Problem: Copy out every line containing the word "instrukcije".

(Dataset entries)

━━━━━━

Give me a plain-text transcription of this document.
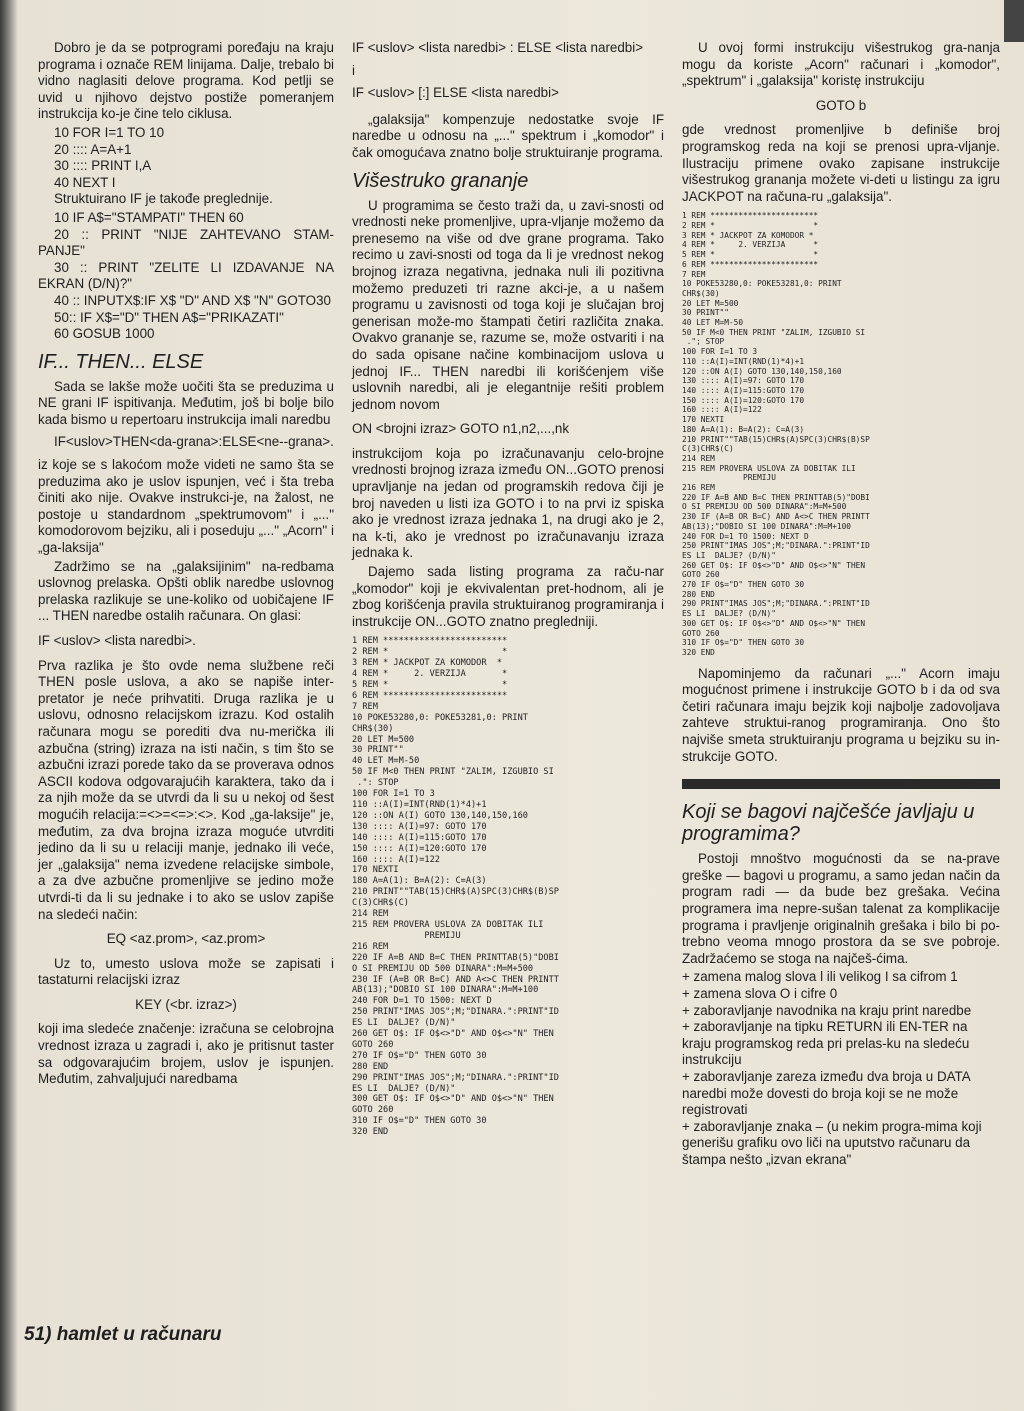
Dobro je da se potprogrami poređaju na kraju programa i označe REM linijama. Dalje, trebalo bi vidno naglasiti delove programa. Kod petlji se uvid u njihovo dejstvo postiže pomeranjem instrukcija ko-je čine telo ciklusa.

10 FOR I=1 TO 10

20 :::: A=A+1

30 :::: PRINT I,A

40 NEXT I

Struktuirano IF je takođe preglednije.

10 IF A$="STAMPATI" THEN 60

20 :: PRINT "NIJE ZAHTEVANO STAM-PANJE"

30 :: PRINT "ZELITE LI IZDAVANJE NA EKRAN (D/N)?"

40 :: INPUTX$:IF X$ "D" AND X$ "N" GOTO30

50:: IF X$="D" THEN A$="PRIKAZATI"

60 GOSUB 1000

IF... THEN... ELSE

Sada se lakše može uočiti šta se preduzima u NE grani IF ispitivanja. Međutim, još bi bolje bilo kada bismo u repertoaru instrukcija imali naredbu

IF<uslov>THEN<da-grana>:ELSE<ne--grana>.

iz koje se s lakoćom može videti ne samo šta se preduzima ako je uslov ispunjen, već i šta treba činiti ako nije. Ovakve instrukci-je, na žalost, ne postoje u standardnom „spektrumovom" i „..." komodorovom bejziku, ali i poseduju „..." „Acorn" i „ga-laksija"

Zadržimo se na „galaksijinim" na-redbama uslovnog prelaska. Opšti oblik naredbe uslovnog prelaska razlikuje se une-koliko od uobičajene IF ... THEN naredbe ostalih računara. On glasi:

IF <uslov> <lista naredbi>.

Prva razlika je što ovde nema službene reči THEN posle uslova, a ako se napiše inter-pretator je neće prihvatiti. Druga razlika je u uslovu, odnosno relacijskom izrazu. Kod ostalih računara mogu se porediti dva nu-merička ili azbučna (string) izraza na isti način, s tim što se azbučni izrazi porede tako da se proverava odnos ASCII kodova odgovarajućih karaktera, tako da i za njih može da se utvrdi da li su u nekoj od šest mogućih relacija:=<>=<=>:<>. Kod „ga-laksije" je, međutim, za dva brojna izraza moguće utvrditi jedino da li su u relaciji manje, jednako ili veće, jer „galaksija" nema izvedene relacijske simbole, a za dve azbučne promenljive se jedino može utvrdi-ti da li su jednake i to ako se uslov zapiše na sledeći način:

EQ <az.prom>, <az.prom>

Uz to, umesto uslova može se zapisati i tastaturni relacijski izraz

KEY (<br. izraz>)

koji ima sledeće značenje: izračuna se celobrojna vrednost izraza u zagradi i, ako je pritisnut taster sa odgovarajućim brojem, uslov je ispunjen. Međutim, zahvaljujući naredbama

IF <uslov> <lista naredbi> : ELSE <lista naredbi>

i

IF <uslov> [:] ELSE <lista naredbi>

„galaksija" kompenzuje nedostatke svoje IF naredbe u odnosu na „..." spektrum i „komodor" i čak omogućava znatno bolje struktuiranje programa.

Višestruko grananje

U programima se često traži da, u zavi-snosti od vrednosti neke promenljive, upra-vljanje možemo da prenesemo na više od dve grane programa. Tako recimo u zavi-snosti od toga da li je vrednost nekog brojnog izraza negativna, jednaka nuli ili pozitivna možemo preduzeti tri razne akci-je, a u našem programu u zavisnosti od toga koji je slučajan broj generisan može-mo štampati četiri različita znaka. Ovakvo grananje se, razume se, može ostvariti i na do sada opisane načine kombinacijom uslova u jednoj IF... THEN naredbi ili korišćenjem više uslovnih naredbi, ali je elegantnije rešiti problem jednom novom

ON <brojni izraz> GOTO n1,n2,...,nk

instrukcijom koja po izračunavanju celo-brojne vrednosti brojnog izraza između ON...GOTO prenosi upravljanje na jedan od programskih redova čiji je broj naveden u listi iza GOTO i to na prvi iz spiska ako je vrednost izraza jednaka 1, na drugi ako je 2, na k-ti, ako je vrednost po izračunavanju izraza jednaka k.

Dajemo sada listing programa za raču-nar „komodor" koji je ekvivalentan pret-hodnom, ali je zbog korišćenja pravila struktuiranog programiranja i instrukcije ON...GOTO znatno pregledniji.

1 REM ************************
2 REM *                      *
3 REM * JACKPOT ZA KOMODOR  *
4 REM *     2. VERZIJA       *
5 REM *                      *
6 REM ************************
7 REM
10 POKE53280,0: POKE53281,0: PRINT
CHR$(30)
20 LET M=500
30 PRINT""
40 LET M=M-50
50 IF M<0 THEN PRINT "ZALIM, IZGUBIO SI
.": STOP
100 FOR I=1 TO 3
110 ::A(I)=INT(RND(1)*4)+1
120 ::ON A(I) GOTO 130,140,150,160
130 :::: A(I)=97: GOTO 170
140 :::: A(I)=115:GOTO 170
150 :::: A(I)=120:GOTO 170
160 :::: A(I)=122
170 NEXTI
180 A=A(1): B=A(2): C=A(3)
210 PRINT""TAB(15)CHR$(A)SPC(3)CHR$(B)SP
C(3)CHR$(C)
214 REM
215 REM PROVERA USLOVA ZA DOBITAK ILI
PREMIJU
216 REM
220 IF A=B AND B=C THEN PRINTTAB(5)"DOBI
O SI PREMIJU OD 500 DINARA":M=M+500
230 IF (A=B OR B=C) AND A<>C THEN PRINTT
AB(13);"DOBIO SI 100 DINARA":M=M+100
240 FOR D=1 TO 1500: NEXT D
250 PRINT"IMAS JOS";M;"DINARA.":PRINT"ID
ES LI  DALJE? (D/N)"
260 GET O$: IF O$<>"D" AND O$<>"N" THEN
GOTO 260
270 IF O$="D" THEN GOTO 30
280 END
290 PRINT"IMAS JOS";M;"DINARA.":PRINT"ID
ES LI  DALJE? (D/N)"
300 GET O$: IF O$<>"D" AND O$<>"N" THEN
GOTO 260
310 IF O$="D" THEN GOTO 30
320 END

U ovoj formi instrukciju višestrukog gra-nanja mogu da koriste „Acorn" računari i „komodor", „spektrum" i „galaksija" koristę instrukciju

GOTO b

gde vrednost promenljive b definiše broj programskog reda na koji se prenosi upra-vljanje. Ilustraciju primene ovako zapisane instrukcije višestrukog grananja možete vi-deti u listingu za igru JACKPOT na računa-ru „galaksija".

1 REM ***********************
2 REM *                     *
3 REM * JACKPOT ZA KOMODOR *
4 REM *     2. VERZIJA      *
5 REM *                     *
6 REM ***********************
7 REM
10 POKE53280,0: POKE53281,0: PRINT
CHR$(30)
20 LET M=500
30 PRINT""
40 LET M=M-50
50 IF M<0 THEN PRINT "ZALIM, IZGUBIO SI
."; STOP
100 FOR I=1 TO 3
110 ::A(I)=INT(RND(1)*4)+1
120 ::ON A(I) GOTO 130,140,150,160
130 :::: A(I)=97: GOTO 170
140 :::: A(I)=115:GOTO 170
150 :::: A(I)=120:GOTO 170
160 :::: A(I)=122
170 NEXTI
180 A=A(1): B=A(2): C=A(3)
210 PRINT""TAB(15)CHR$(A)SPC(3)CHR$(B)SP
C(3)CHR$(C)
214 REM
215 REM PROVERA USLOVA ZA DOBITAK ILI
PREMIJU
216 REM
220 IF A=B AND B=C THEN PRINTTAB(5)"DOBI
O SI PREMIJU OD 500 DINARA":M=M+500
230 IF (A=B OR B=C) AND A<>C THEN PRINTT
AB(13);"DOBIO SI 100 DINARA":M=M+100
240 FOR D=1 TO 1500: NEXT D
250 PRINT"IMAS JOS";M;"DINARA.":PRINT"ID
ES LI  DALJE? (D/N)"
260 GET O$: IF O$<>"D" AND O$<>"N" THEN
GOTO 260
270 IF O$="D" THEN GOTO 30
280 END
290 PRINT"IMAS JOS";M;"DINARA.":PRINT"ID
ES LI  DALJE? (D/N)"
300 GET O$: IF O$<>"D" AND O$<>"N" THEN
GOTO 260
310 IF O$="D" THEN GOTO 30
320 END

Napominjemo da računari „..." Acorn imaju mogućnost primene i instrukcije GOTO b i da od sva četiri računara imaju bejzik koji najbolje zadovoljava zahteve struktui-ranog programiranja. Ono što najviše smeta struktuiranju programa u bejziku su in-strukcije GOTO.

Koji se bagovi najčešće javljaju u programima?

Postoji mnoštvo mogućnosti da se na-prave greške — bagovi u programu, a samo jedan način da program radi — da bude bez grešaka. Većina programera ima nepre-sušan talenat za komplikacije programa i pravljenje originalnih grešaka i bilo bi po-trebno veoma mnogo prostora da se sve pobroje. Zadržaćemo se stoga na najčeš-ćima.

+ zamena malog slova l ili velikog I sa cifrom 1
+ zamena slova O i cifre 0
+ zaboravljanje navodnika na kraju print naredbe
+ zaboravljanje na tipku RETURN ili EN-TER na kraju programskog reda pri prelas-ku na sledeću instrukciju
+ zaboravljanje zareza između dva broja u DATA naredbi može dovesti do broja koji se ne može registrovati
+ zaboravljanje znaka – (u nekim progra-mima koji generišu grafiku ovo liči na uputstvo računaru da štampa nešto „izvan ekrana"
51) hamlet u računaru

━━━━━━

The solution:
Dajemo sada listing programa za raču-nar „komodor" koji je ekvivalentan pret-hodnom, ali je zbog korišćenja pravila struktuiranog programiranja i instrukcije ON...GOTO znatno pregledniji.
gde vrednost promenljive b definiše broj programskog reda na koji se prenosi upra-vljanje. Ilustraciju primene ovako zapisane instrukcije višestrukog grananja možete vi-deti u listingu za igru JACKPOT na računa-ru „galaksija".
Napominjemo da računari „..." Acorn imaju mogućnost primene i instrukcije GOTO b i da od sva četiri računara imaju bejzik koji najbolje zadovoljava zahteve struktui-ranog programiranja. Ono što najviše smeta struktuiranju programa u bejziku su in-strukcije GOTO.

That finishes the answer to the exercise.